[PROBLEM TO SOLVE]: Give only the number of lines where "watermark" occurs.

[A run of records]
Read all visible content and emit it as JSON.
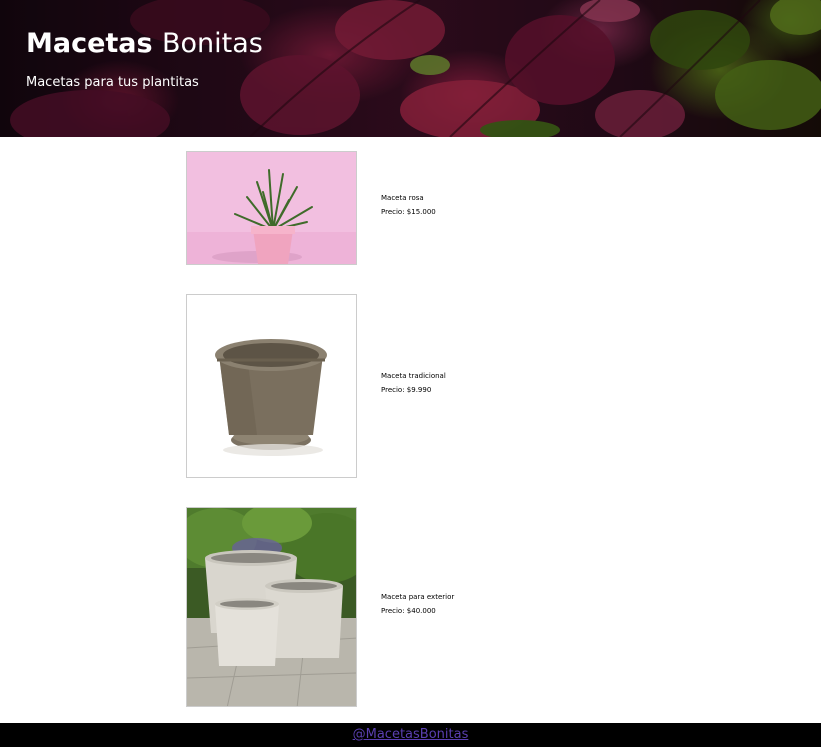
{
  "header": {
    "title_bold": "Macetas",
    "title_thin": "Bonitas",
    "subtitle": "Macetas para tus plantitas"
  },
  "products": [
    {
      "name": "Maceta rosa",
      "price": "Precio: $15.000"
    },
    {
      "name": "Maceta tradicional",
      "price": "Precio: $9.990"
    },
    {
      "name": "Maceta para exterior",
      "price": "Precio: $40.000"
    }
  ],
  "footer": {
    "link_text": "@MacetasBonitas"
  },
  "colors": {
    "footer_bg": "#000000",
    "footer_link": "#5a3fb0",
    "header_text": "#ffffff"
  }
}
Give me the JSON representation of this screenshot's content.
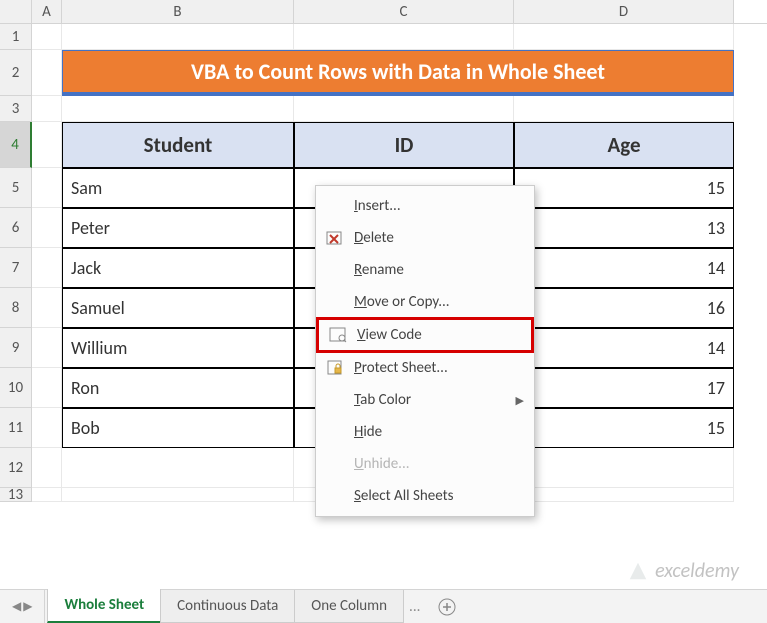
{
  "columns": {
    "A": "A",
    "B": "B",
    "C": "C",
    "D": "D"
  },
  "row_labels": [
    "1",
    "2",
    "3",
    "4",
    "5",
    "6",
    "7",
    "8",
    "9",
    "10",
    "11",
    "12",
    "13"
  ],
  "title": "VBA to Count Rows with Data in Whole Sheet",
  "table": {
    "headers": {
      "student": "Student",
      "id": "ID",
      "age": "Age"
    },
    "rows": [
      {
        "student": "Sam",
        "age": "15"
      },
      {
        "student": "Peter",
        "age": "13"
      },
      {
        "student": "Jack",
        "age": "14"
      },
      {
        "student": "Samuel",
        "age": "16"
      },
      {
        "student": "Willium",
        "age": "14"
      },
      {
        "student": "Ron",
        "age": "17"
      },
      {
        "student": "Bob",
        "age": "15"
      }
    ]
  },
  "context_menu": {
    "insert": "Insert...",
    "delete": "Delete",
    "rename": "Rename",
    "move": "Move or Copy...",
    "view_code": "View Code",
    "protect": "Protect Sheet...",
    "tab_color": "Tab Color",
    "hide": "Hide",
    "unhide": "Unhide...",
    "select_all": "Select All Sheets"
  },
  "sheet_tabs": {
    "active": "Whole Sheet",
    "t2": "Continuous Data",
    "t3": "One Column",
    "ellipsis": "..."
  },
  "watermark": "exceldemy"
}
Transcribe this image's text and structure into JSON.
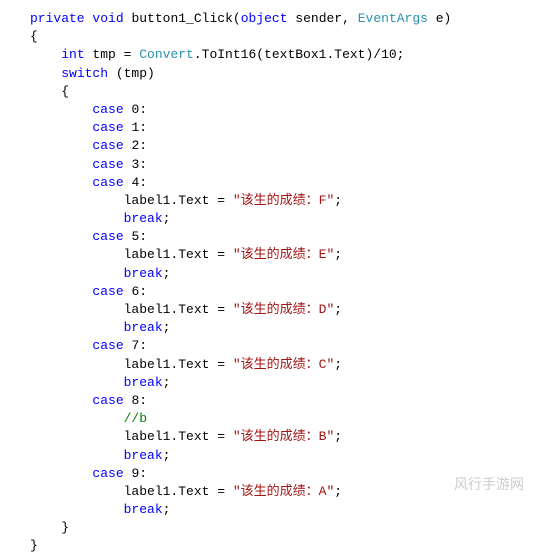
{
  "code": {
    "kw_private": "private",
    "kw_void": "void",
    "method_name": "button1_Click",
    "paren_open": "(",
    "kw_object": "object",
    "param_sender": " sender, ",
    "type_eventargs": "EventArgs",
    "param_e": " e",
    "paren_close": ")",
    "brace_open": "{",
    "brace_close": "}",
    "kw_int": "int",
    "var_tmp": " tmp = ",
    "type_convert": "Convert",
    "toint16": ".ToInt16(textBox1.Text)/10;",
    "kw_switch": "switch",
    "switch_expr": " (tmp)",
    "kw_case": "case",
    "case0": " 0:",
    "case1": " 1:",
    "case2": " 2:",
    "case3": " 3:",
    "case4": " 4:",
    "case5": " 5:",
    "case6": " 6:",
    "case7": " 7:",
    "case8": " 8:",
    "case9": " 9:",
    "label_assign": "label1.Text = ",
    "str_f": "\"该生的成绩：F\"",
    "str_e": "\"该生的成绩：E\"",
    "str_d": "\"该生的成绩：D\"",
    "str_c": "\"该生的成绩：C\"",
    "str_b": "\"该生的成绩：B\"",
    "str_a": "\"该生的成绩：A\"",
    "semicolon": ";",
    "kw_break": "break",
    "comment_b": "//b"
  },
  "watermark": "风行手游网"
}
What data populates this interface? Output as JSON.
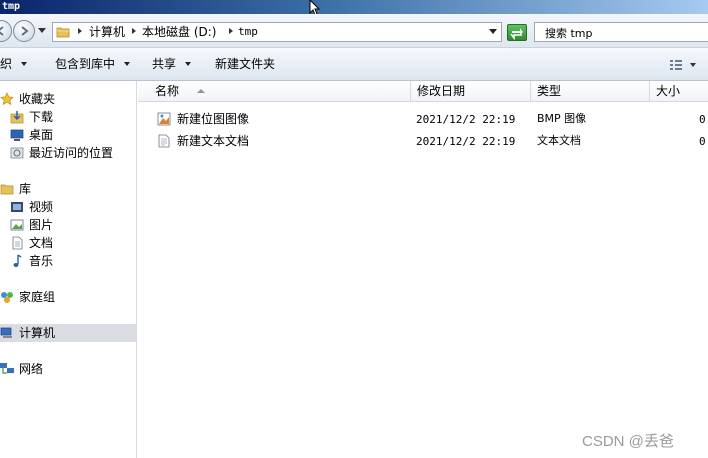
{
  "window": {
    "title": "tmp"
  },
  "address": {
    "crumbs": [
      "计算机",
      "本地磁盘 (D:)",
      "tmp"
    ]
  },
  "search": {
    "placeholder": "搜索 tmp"
  },
  "toolbar": {
    "organize": "组织",
    "include_in_library": "包含到库中",
    "share": "共享",
    "new_folder": "新建文件夹"
  },
  "sidebar": {
    "favorites": "收藏夹",
    "downloads": "下载",
    "desktop": "桌面",
    "recent_places": "最近访问的位置",
    "libraries": "库",
    "videos": "视频",
    "pictures": "图片",
    "documents": "文档",
    "music": "音乐",
    "homegroup": "家庭组",
    "computer": "计算机",
    "network": "网络"
  },
  "columns": {
    "name": "名称",
    "date_modified": "修改日期",
    "type": "类型",
    "size": "大小"
  },
  "files": [
    {
      "name": "新建位图图像",
      "date": "2021/12/2 22:19",
      "type": "BMP 图像",
      "size": "0"
    },
    {
      "name": "新建文本文档",
      "date": "2021/12/2 22:19",
      "type": "文本文档",
      "size": "0"
    }
  ],
  "watermark": "CSDN @丢爸",
  "colors": {
    "title_bar": "#0a246a",
    "selection": "#d9dde3",
    "refresh": "#2e8b2e"
  }
}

[EXERCISE ANSWER]: 3